Aim of the exercise | Find the lines containing the word "опеки" and copy every one of them.

Data for this exercise |

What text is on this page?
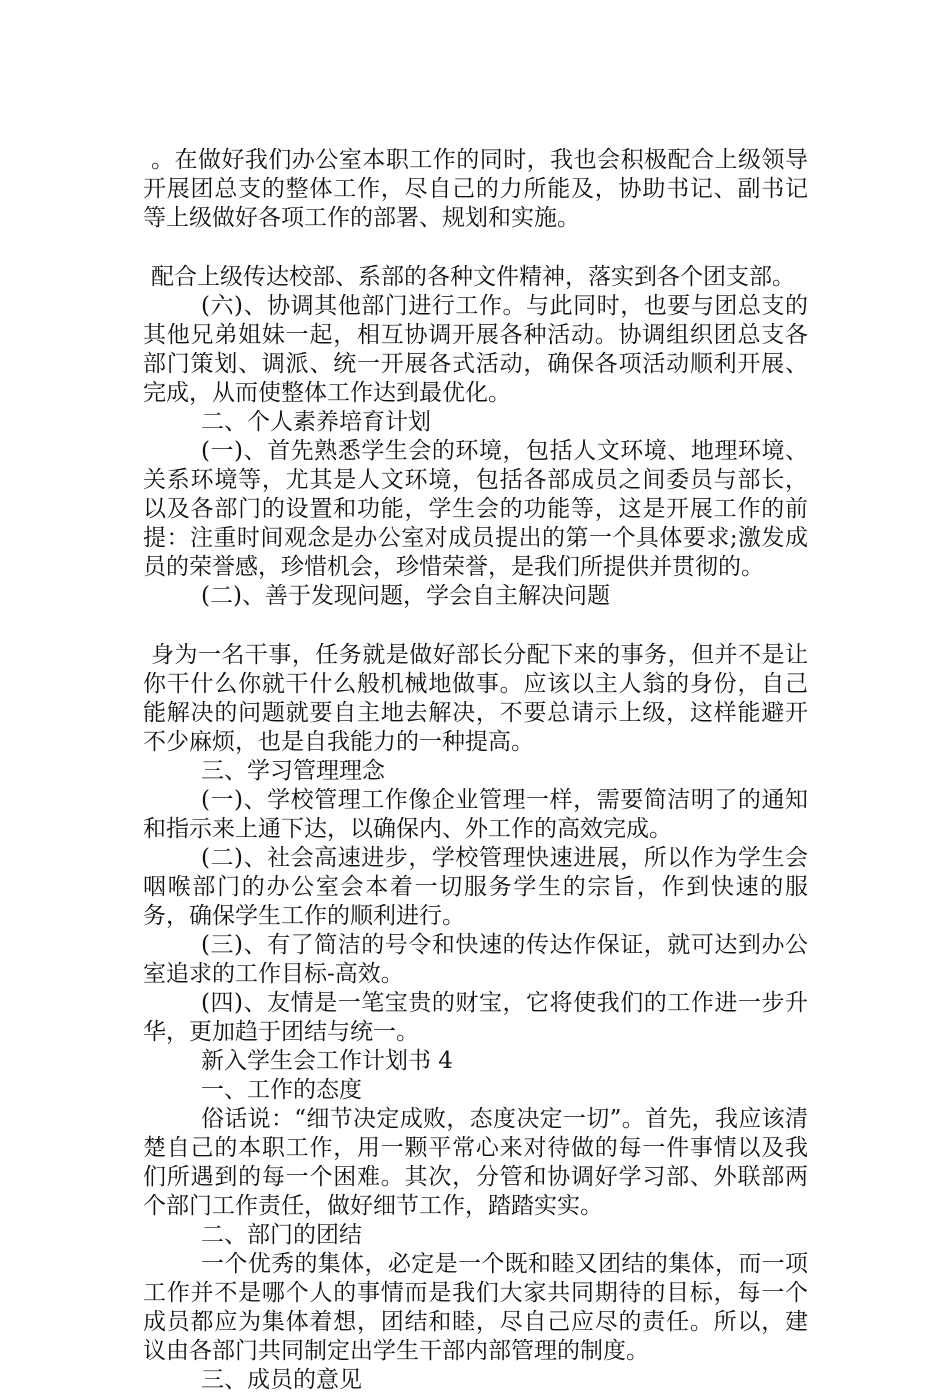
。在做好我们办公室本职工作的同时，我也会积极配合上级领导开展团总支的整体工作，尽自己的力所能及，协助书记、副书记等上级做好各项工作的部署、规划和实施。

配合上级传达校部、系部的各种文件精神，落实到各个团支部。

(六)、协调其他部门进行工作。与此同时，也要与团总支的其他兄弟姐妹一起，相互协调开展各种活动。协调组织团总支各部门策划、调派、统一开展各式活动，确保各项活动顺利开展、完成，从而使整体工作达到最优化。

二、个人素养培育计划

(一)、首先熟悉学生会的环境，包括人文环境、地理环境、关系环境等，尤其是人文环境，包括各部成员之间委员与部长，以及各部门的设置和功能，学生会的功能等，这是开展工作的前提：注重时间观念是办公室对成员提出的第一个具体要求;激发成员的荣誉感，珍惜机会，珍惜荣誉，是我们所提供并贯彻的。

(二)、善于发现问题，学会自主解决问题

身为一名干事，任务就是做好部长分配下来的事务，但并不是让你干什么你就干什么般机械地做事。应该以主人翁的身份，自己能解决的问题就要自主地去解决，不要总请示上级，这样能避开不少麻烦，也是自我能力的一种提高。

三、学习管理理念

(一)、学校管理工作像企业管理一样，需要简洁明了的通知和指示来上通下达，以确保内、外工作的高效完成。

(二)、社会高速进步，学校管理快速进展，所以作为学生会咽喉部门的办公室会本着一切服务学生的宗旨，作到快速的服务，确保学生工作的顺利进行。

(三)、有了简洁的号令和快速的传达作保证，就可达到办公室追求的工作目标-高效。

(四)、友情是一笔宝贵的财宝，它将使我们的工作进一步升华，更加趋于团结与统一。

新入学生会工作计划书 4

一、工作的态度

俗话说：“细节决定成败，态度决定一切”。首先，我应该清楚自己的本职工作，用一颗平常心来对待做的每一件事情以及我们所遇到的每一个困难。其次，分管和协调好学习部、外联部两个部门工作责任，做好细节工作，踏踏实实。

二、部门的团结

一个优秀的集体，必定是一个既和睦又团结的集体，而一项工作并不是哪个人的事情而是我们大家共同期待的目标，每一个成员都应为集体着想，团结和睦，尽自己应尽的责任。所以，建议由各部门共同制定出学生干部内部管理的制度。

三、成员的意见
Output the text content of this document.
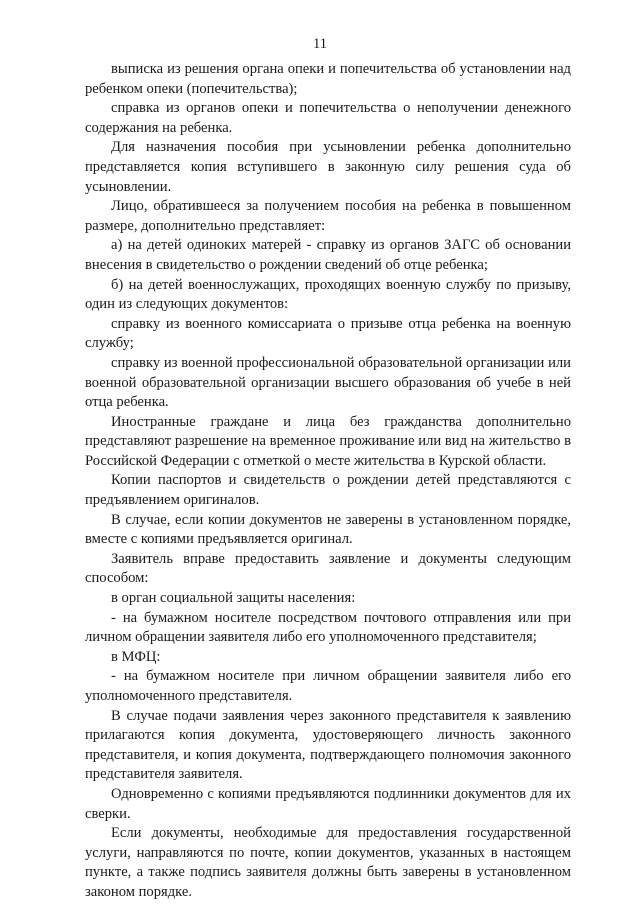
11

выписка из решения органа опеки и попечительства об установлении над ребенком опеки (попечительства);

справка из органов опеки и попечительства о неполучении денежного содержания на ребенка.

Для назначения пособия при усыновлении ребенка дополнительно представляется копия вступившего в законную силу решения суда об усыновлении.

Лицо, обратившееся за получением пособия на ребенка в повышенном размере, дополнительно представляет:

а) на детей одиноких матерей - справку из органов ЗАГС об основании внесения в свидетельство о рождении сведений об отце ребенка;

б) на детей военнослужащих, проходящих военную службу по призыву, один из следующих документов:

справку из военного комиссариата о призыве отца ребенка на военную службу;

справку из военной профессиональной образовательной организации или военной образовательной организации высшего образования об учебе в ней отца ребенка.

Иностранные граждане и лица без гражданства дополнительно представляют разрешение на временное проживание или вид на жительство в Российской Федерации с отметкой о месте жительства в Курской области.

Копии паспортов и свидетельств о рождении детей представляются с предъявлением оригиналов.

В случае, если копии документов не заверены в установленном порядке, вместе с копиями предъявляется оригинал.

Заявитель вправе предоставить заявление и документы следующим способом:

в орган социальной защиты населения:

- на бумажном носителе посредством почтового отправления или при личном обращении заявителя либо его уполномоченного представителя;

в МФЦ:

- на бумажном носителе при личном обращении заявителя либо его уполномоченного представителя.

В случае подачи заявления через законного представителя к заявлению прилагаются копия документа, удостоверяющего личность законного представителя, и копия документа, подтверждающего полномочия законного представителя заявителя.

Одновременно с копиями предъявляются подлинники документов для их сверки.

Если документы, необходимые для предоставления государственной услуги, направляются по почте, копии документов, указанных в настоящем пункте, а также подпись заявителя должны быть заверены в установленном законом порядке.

Solution to this task |
выписка из решения органа опеки и попечительства об установлении над ребенком опеки (попечительства);
справка из органов опеки и попечительства о неполучении денежного содержания на ребенка.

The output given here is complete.